### Exercise instructions
Copy all lines in which the word "exemplificação" can be found.
------
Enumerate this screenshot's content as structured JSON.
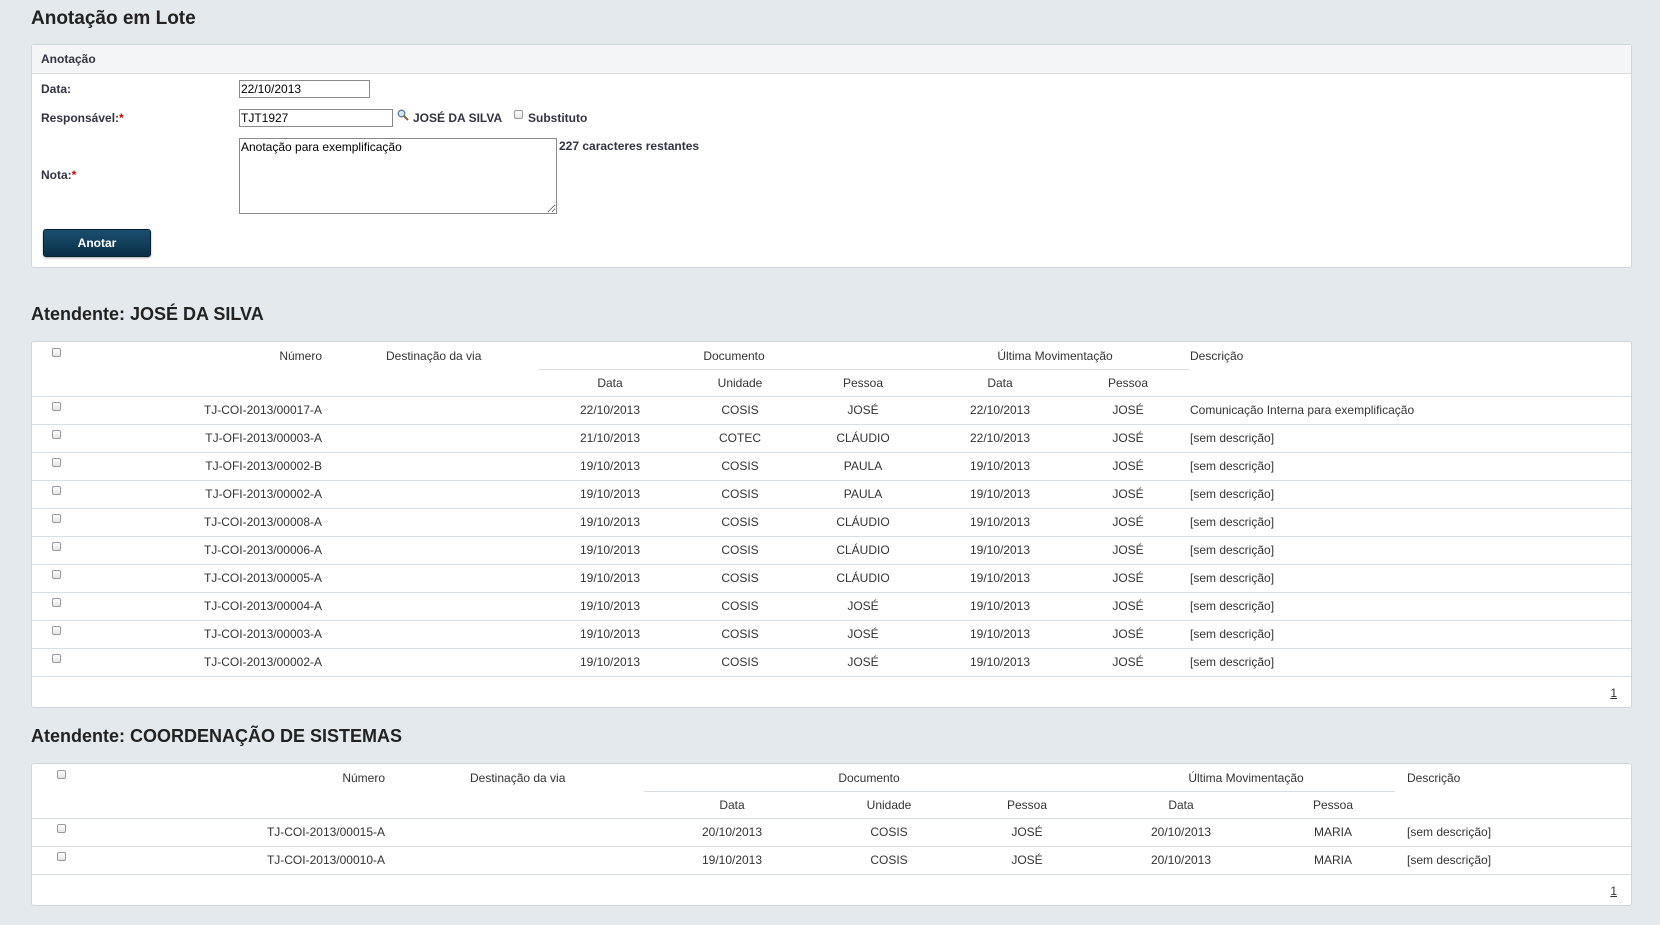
{
  "page": {
    "title": "Anotação em Lote"
  },
  "form": {
    "section_label": "Anotação",
    "data_label": "Data:",
    "data_value": "22/10/2013",
    "responsavel_label": "Responsável:",
    "responsavel_required": "*",
    "responsavel_value": "TJT1927",
    "responsavel_name": "JOSÉ DA SILVA",
    "substituto_label": "Substituto",
    "nota_label": "Nota:",
    "nota_required": "*",
    "nota_value": "Anotação para exemplificação",
    "chars_remaining": "227 caracteres restantes",
    "submit_label": "Anotar"
  },
  "tables": [
    {
      "title": "Atendente: JOSÉ DA SILVA",
      "headers": {
        "numero": "Número",
        "destinacao": "Destinação da via",
        "documento": "Documento",
        "ultima": "Última Movimentação",
        "descricao": "Descrição",
        "doc_data": "Data",
        "doc_unidade": "Unidade",
        "doc_pessoa": "Pessoa",
        "mov_data": "Data",
        "mov_pessoa": "Pessoa"
      },
      "rows": [
        [
          "TJ-COI-2013/00017-A",
          "22/10/2013",
          "COSIS",
          "JOSÉ",
          "22/10/2013",
          "JOSÉ",
          "Comunicação Interna para exemplificação"
        ],
        [
          "TJ-OFI-2013/00003-A",
          "21/10/2013",
          "COTEC",
          "CLÁUDIO",
          "22/10/2013",
          "JOSÉ",
          "[sem descrição]"
        ],
        [
          "TJ-OFI-2013/00002-B",
          "19/10/2013",
          "COSIS",
          "PAULA",
          "19/10/2013",
          "JOSÉ",
          "[sem descrição]"
        ],
        [
          "TJ-OFI-2013/00002-A",
          "19/10/2013",
          "COSIS",
          "PAULA",
          "19/10/2013",
          "JOSÉ",
          "[sem descrição]"
        ],
        [
          "TJ-COI-2013/00008-A",
          "19/10/2013",
          "COSIS",
          "CLÁUDIO",
          "19/10/2013",
          "JOSÉ",
          "[sem descrição]"
        ],
        [
          "TJ-COI-2013/00006-A",
          "19/10/2013",
          "COSIS",
          "CLÁUDIO",
          "19/10/2013",
          "JOSÉ",
          "[sem descrição]"
        ],
        [
          "TJ-COI-2013/00005-A",
          "19/10/2013",
          "COSIS",
          "CLÁUDIO",
          "19/10/2013",
          "JOSÉ",
          "[sem descrição]"
        ],
        [
          "TJ-COI-2013/00004-A",
          "19/10/2013",
          "COSIS",
          "JOSÉ",
          "19/10/2013",
          "JOSÉ",
          "[sem descrição]"
        ],
        [
          "TJ-COI-2013/00003-A",
          "19/10/2013",
          "COSIS",
          "JOSÉ",
          "19/10/2013",
          "JOSÉ",
          "[sem descrição]"
        ],
        [
          "TJ-COI-2013/00002-A",
          "19/10/2013",
          "COSIS",
          "JOSÉ",
          "19/10/2013",
          "JOSÉ",
          "[sem descrição]"
        ]
      ],
      "pager": "1"
    },
    {
      "title": "Atendente: COORDENAÇÃO DE SISTEMAS",
      "headers": {
        "numero": "Número",
        "destinacao": "Destinação da via",
        "documento": "Documento",
        "ultima": "Última Movimentação",
        "descricao": "Descrição",
        "doc_data": "Data",
        "doc_unidade": "Unidade",
        "doc_pessoa": "Pessoa",
        "mov_data": "Data",
        "mov_pessoa": "Pessoa"
      },
      "rows": [
        [
          "TJ-COI-2013/00015-A",
          "20/10/2013",
          "COSIS",
          "JOSÉ",
          "20/10/2013",
          "MARIA",
          "[sem descrição]"
        ],
        [
          "TJ-COI-2013/00010-A",
          "19/10/2013",
          "COSIS",
          "JOSÉ",
          "20/10/2013",
          "MARIA",
          "[sem descrição]"
        ]
      ],
      "pager": "1"
    }
  ]
}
------
### Solution to this problem
    "nota_value": "Anotação para exemplificação",
          "Comunicação Interna para exemplificação"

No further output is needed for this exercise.